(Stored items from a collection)

start

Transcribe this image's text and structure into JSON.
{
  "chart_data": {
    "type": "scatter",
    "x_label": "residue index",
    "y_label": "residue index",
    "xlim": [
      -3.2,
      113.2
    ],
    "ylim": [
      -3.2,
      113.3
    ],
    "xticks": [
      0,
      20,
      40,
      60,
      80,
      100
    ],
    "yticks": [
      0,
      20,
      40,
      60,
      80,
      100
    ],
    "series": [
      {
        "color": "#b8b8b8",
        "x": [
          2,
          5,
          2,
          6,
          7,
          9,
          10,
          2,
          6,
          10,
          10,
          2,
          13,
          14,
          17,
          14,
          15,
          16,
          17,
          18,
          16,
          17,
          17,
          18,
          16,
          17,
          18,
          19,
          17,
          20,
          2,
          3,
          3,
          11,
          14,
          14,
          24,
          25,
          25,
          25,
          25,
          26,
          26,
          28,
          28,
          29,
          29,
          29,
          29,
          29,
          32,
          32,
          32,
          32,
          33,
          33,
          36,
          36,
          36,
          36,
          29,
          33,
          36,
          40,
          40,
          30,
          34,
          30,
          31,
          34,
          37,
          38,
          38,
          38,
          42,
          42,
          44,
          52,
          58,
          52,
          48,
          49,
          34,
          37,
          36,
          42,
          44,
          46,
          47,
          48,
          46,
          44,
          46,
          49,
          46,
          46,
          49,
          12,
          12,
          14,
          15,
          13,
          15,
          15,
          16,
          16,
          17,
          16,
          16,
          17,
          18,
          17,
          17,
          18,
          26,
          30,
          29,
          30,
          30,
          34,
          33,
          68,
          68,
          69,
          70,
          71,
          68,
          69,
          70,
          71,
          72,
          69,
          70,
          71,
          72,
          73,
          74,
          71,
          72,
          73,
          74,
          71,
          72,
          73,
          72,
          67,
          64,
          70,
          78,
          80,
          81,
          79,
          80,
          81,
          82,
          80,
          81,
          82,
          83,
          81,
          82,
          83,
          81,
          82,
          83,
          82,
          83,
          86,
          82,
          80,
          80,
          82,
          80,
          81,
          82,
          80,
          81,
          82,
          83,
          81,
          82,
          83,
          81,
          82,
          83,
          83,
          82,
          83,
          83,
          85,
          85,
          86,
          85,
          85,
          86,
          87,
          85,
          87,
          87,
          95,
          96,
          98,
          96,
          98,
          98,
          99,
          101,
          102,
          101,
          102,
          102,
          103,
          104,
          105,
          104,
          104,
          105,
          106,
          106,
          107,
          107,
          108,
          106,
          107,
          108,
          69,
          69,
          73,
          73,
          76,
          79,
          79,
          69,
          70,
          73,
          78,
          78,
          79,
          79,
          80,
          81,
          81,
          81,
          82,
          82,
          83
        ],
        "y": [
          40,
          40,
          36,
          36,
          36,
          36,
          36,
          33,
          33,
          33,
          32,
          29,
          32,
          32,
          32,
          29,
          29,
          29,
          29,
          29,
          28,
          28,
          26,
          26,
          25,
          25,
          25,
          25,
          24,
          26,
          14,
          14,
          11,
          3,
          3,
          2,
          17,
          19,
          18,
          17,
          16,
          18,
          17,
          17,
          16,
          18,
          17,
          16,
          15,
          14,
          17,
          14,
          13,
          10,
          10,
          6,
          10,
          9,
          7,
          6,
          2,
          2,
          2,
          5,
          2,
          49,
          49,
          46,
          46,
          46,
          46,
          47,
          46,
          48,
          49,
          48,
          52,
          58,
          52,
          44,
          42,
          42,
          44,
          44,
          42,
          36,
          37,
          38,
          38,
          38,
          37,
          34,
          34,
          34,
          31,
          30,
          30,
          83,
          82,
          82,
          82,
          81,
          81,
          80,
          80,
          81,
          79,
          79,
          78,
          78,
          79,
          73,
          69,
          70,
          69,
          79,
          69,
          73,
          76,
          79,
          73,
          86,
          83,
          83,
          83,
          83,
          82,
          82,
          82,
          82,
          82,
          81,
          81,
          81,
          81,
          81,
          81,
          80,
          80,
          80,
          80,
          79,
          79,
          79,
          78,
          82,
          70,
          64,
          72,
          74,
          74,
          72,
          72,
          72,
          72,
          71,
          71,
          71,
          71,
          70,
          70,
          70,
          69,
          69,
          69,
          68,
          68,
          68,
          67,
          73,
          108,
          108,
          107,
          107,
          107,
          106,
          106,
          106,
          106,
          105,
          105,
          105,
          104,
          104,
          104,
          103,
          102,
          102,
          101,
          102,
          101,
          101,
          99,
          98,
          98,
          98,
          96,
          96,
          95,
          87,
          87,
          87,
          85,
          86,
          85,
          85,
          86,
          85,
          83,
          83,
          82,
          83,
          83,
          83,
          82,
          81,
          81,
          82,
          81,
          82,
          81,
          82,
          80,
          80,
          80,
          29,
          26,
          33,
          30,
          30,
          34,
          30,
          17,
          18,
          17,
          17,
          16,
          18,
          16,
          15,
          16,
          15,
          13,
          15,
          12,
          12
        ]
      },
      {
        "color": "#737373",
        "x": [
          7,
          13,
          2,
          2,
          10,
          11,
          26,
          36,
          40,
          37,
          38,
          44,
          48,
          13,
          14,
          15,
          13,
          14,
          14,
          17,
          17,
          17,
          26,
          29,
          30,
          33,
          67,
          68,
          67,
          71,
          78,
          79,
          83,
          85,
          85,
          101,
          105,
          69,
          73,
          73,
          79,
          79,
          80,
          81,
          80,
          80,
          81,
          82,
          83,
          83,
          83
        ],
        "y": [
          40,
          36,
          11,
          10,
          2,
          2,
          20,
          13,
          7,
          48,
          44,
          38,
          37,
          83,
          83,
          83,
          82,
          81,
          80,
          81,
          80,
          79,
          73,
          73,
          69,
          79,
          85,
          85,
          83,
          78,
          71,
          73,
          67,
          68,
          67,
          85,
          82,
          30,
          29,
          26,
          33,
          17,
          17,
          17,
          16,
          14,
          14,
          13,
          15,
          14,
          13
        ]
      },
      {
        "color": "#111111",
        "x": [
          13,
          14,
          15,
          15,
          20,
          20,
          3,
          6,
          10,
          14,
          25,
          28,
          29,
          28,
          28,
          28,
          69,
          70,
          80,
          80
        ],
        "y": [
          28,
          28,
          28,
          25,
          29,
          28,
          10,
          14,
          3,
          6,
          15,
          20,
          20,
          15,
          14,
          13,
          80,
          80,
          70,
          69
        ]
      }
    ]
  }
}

end

Aim >> Search the material above for "index". Pull out each line where it shows up.

Solution to this task >>
    "x_label": "residue index",
    "y_label": "residue index",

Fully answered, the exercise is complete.